> DATASET EXTRACT
• • •

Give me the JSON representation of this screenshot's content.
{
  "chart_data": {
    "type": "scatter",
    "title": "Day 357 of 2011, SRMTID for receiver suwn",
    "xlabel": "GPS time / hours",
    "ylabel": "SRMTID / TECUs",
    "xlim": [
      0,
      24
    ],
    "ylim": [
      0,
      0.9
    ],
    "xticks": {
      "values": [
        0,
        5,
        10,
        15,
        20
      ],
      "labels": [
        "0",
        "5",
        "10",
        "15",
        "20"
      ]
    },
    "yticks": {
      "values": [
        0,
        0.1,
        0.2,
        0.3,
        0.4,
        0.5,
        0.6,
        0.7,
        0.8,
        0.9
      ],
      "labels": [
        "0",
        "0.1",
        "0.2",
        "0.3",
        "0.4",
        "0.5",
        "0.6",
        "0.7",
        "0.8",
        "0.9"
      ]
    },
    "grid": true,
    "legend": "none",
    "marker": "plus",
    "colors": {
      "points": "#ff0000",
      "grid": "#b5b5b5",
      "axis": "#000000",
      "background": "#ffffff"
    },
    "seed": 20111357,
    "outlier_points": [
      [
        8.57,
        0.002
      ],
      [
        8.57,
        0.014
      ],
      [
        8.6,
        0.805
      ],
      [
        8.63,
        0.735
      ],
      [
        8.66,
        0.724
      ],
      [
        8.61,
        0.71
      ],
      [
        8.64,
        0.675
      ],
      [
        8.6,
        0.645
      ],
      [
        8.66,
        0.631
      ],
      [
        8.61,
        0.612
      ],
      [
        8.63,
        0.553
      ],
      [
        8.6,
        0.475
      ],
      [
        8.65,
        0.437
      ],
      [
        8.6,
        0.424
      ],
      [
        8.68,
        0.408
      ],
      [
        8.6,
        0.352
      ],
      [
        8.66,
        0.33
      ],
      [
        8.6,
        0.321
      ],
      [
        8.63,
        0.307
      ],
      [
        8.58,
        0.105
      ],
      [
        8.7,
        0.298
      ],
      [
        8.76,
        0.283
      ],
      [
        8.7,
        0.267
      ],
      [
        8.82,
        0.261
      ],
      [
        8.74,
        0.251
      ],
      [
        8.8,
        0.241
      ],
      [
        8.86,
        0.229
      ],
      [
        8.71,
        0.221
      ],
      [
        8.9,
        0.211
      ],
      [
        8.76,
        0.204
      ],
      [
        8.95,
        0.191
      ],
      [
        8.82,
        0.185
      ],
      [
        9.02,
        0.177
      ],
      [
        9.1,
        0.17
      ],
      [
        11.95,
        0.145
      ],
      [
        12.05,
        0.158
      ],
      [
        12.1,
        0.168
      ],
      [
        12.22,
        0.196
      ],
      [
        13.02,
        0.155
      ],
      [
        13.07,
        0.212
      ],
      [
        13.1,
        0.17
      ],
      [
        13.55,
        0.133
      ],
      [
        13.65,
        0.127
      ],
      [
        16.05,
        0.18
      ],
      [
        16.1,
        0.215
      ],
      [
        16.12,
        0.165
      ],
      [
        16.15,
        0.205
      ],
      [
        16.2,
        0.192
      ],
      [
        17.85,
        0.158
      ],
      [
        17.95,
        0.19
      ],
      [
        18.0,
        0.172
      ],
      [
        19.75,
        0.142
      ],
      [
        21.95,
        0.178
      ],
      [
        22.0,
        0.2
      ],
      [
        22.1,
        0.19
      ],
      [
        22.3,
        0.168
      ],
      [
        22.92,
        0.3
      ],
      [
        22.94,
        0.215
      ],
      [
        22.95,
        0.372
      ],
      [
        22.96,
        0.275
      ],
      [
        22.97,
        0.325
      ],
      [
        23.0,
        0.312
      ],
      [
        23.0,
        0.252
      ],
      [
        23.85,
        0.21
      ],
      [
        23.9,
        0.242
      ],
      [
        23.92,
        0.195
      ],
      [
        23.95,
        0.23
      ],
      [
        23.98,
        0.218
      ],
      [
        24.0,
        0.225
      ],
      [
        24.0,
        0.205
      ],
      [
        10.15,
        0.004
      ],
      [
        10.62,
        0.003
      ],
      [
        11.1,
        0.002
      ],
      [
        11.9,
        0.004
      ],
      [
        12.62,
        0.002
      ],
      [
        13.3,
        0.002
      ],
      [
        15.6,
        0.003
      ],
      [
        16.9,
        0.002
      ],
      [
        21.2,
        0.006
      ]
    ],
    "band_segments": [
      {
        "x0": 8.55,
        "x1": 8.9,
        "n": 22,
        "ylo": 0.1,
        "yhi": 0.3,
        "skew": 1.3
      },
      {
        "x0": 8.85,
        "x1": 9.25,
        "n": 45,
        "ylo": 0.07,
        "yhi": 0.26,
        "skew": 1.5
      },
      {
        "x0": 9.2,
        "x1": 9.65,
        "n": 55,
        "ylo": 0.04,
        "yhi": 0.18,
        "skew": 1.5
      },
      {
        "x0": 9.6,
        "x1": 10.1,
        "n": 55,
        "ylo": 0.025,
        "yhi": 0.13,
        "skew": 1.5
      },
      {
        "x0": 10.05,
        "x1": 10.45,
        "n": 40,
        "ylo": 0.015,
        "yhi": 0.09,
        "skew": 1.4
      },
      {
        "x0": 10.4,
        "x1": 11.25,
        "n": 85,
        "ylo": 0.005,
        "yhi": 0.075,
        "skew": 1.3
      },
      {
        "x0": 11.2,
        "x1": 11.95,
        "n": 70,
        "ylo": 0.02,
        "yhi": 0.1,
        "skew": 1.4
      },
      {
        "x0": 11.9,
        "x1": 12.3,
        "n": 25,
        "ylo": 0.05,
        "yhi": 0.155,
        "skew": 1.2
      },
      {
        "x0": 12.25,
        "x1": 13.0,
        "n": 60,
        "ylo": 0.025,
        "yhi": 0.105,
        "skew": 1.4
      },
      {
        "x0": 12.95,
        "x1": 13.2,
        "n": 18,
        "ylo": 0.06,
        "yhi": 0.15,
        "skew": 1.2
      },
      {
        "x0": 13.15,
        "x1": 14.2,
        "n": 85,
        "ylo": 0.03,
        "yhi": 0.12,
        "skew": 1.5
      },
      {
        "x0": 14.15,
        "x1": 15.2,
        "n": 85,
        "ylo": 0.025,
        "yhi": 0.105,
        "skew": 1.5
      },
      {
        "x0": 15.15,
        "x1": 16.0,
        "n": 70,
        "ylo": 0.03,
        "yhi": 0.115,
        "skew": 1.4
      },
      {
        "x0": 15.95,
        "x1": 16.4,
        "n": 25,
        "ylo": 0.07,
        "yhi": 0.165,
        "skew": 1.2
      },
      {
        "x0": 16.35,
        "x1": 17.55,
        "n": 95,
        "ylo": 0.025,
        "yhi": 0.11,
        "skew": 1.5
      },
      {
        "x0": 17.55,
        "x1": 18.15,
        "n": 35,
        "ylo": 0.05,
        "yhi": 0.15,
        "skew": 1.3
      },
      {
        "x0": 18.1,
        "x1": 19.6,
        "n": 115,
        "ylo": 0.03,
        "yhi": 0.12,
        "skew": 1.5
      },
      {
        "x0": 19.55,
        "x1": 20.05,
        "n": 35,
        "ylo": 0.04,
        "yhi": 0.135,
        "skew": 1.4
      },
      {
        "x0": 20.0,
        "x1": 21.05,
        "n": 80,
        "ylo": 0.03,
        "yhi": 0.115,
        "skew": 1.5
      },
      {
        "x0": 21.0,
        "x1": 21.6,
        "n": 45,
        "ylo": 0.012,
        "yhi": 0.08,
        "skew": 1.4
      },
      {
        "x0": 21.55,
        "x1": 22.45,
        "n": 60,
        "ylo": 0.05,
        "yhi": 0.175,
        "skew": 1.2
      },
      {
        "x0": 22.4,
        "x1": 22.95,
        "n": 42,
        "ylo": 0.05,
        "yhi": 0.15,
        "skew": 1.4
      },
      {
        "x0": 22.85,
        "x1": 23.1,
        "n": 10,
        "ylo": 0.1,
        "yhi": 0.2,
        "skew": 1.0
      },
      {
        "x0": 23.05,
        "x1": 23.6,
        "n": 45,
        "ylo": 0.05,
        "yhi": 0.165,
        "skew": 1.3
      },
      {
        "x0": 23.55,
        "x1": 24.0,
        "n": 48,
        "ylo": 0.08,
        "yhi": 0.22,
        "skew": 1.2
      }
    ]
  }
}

• • •

> SET TASK
Of all the lines in the entries, how many contain the word "SRMTID"? Give only the number.

> THE ANSWER
2